● **Problem to solve**
Pick out the lines below that contain the string "Survey" and copy them all.

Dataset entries
===
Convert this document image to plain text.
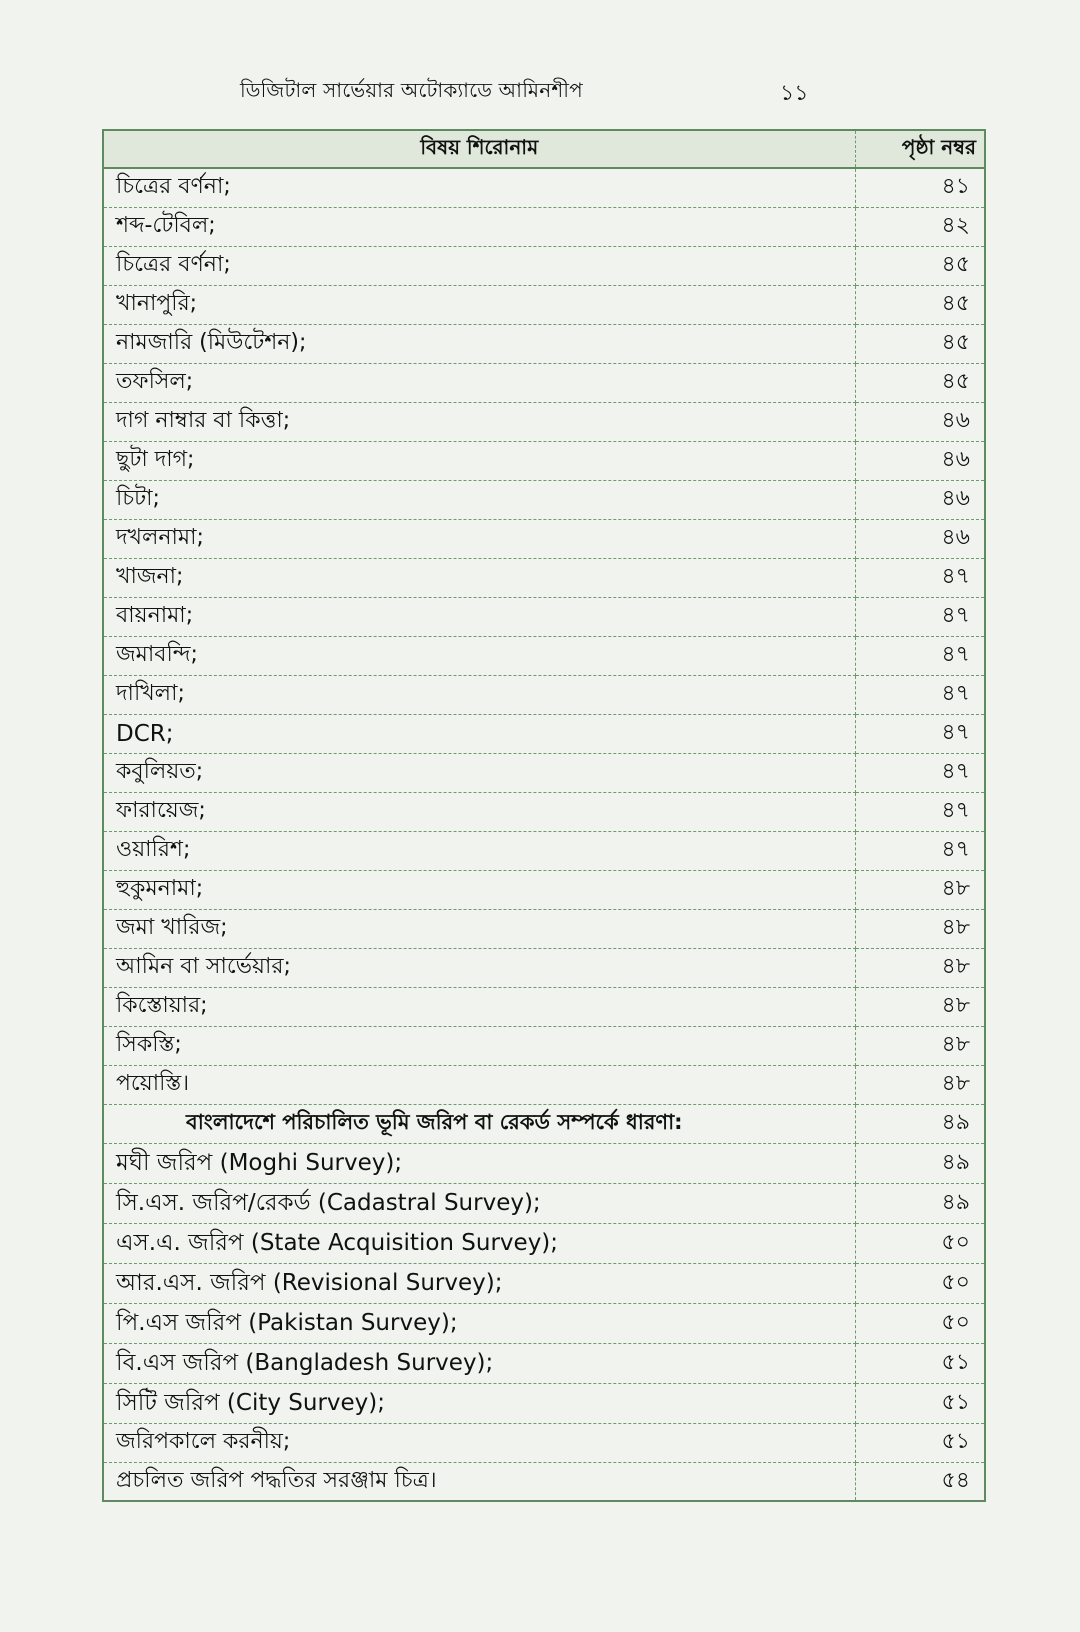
ডিজিটাল সার্ভেয়ার অটোক্যাডে আমিনশীপ	১১
বিষয় শিরোনাম	পৃষ্ঠা নম্বর
চিত্রের বর্ণনা;	৪১
শব্দ-টেবিল;	৪২
চিত্রের বর্ণনা;	৪৫
খানাপুরি;	৪৫
নামজারি (মিউটেশন);	৪৫
তফসিল;	৪৫
দাগ নাম্বার বা কিত্তা;	৪৬
ছুটা দাগ;	৪৬
চিটা;	৪৬
দখলনামা;	৪৬
খাজনা;	৪৭
বায়নামা;	৪৭
জমাবন্দি;	৪৭
দাখিলা;	৪৭
DCR;	৪৭
কবুলিয়ত;	৪৭
ফারায়েজ;	৪৭
ওয়ারিশ;	৪৭
হুকুমনামা;	৪৮
জমা খারিজ;	৪৮
আমিন বা সার্ভেয়ার;	৪৮
কিস্তোয়ার;	৪৮
সিকস্তি;	৪৮
পয়োস্তি।	৪৮
বাংলাদেশে পরিচালিত ভূমি জরিপ বা রেকর্ড সম্পর্কে ধারণা:	৪৯
মঘী জরিপ (Moghi Survey);	৪৯
সি.এস. জরিপ/রেকর্ড (Cadastral Survey);	৪৯
এস.এ. জরিপ (State Acquisition Survey);	৫০
আর.এস. জরিপ (Revisional Survey);	৫০
পি.এস জরিপ (Pakistan Survey);	৫০
বি.এস জরিপ (Bangladesh Survey);	৫১
সিটি জরিপ (City Survey);	৫১
জরিপকালে করনীয়;	৫১
প্রচলিত জরিপ পদ্ধতির সরঞ্জাম চিত্র।	৫৪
===
● **Exercise output**
মঘী জরিপ (Moghi Survey);	৪৯
সি.এস. জরিপ/রেকর্ড (Cadastral Survey);	৪৯
এস.এ. জরিপ (State Acquisition Survey);	৫০
আর.এস. জরিপ (Revisional Survey);	৫০
পি.এস জরিপ (Pakistan Survey);	৫০
বি.এস জরিপ (Bangladesh Survey);	৫১
সিটি জরিপ (City Survey);	৫১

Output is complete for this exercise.